### The task
Identify all lines of the data containing the string "icon" and copy them.

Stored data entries
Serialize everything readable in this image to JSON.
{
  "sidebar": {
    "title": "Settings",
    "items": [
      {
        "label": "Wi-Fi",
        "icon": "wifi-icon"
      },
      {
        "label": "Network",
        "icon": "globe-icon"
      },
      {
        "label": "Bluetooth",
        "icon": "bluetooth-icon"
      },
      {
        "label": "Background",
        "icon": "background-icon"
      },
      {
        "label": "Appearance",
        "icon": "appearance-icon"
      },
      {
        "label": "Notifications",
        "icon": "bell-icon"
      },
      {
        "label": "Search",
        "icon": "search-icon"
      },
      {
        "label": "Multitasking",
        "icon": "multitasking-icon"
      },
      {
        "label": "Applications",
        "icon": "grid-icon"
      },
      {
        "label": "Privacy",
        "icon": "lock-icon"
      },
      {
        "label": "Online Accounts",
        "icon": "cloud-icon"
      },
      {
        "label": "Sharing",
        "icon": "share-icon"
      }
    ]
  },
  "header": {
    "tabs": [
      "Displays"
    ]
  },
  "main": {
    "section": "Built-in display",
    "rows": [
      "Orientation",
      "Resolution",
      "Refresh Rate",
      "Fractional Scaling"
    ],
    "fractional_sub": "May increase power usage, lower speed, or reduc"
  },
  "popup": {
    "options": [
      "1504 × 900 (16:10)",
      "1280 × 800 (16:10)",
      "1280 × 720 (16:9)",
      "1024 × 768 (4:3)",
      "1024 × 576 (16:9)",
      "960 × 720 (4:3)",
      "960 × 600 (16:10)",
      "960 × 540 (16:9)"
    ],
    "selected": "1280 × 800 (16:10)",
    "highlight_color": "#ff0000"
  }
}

### Output below
        "icon": "wifi-icon"
        "icon": "globe-icon"
        "icon": "bluetooth-icon"
        "icon": "background-icon"
        "icon": "appearance-icon"
        "icon": "bell-icon"
        "icon": "search-icon"
        "icon": "multitasking-icon"
        "icon": "grid-icon"
        "icon": "lock-icon"
        "icon": "cloud-icon"
        "icon": "share-icon"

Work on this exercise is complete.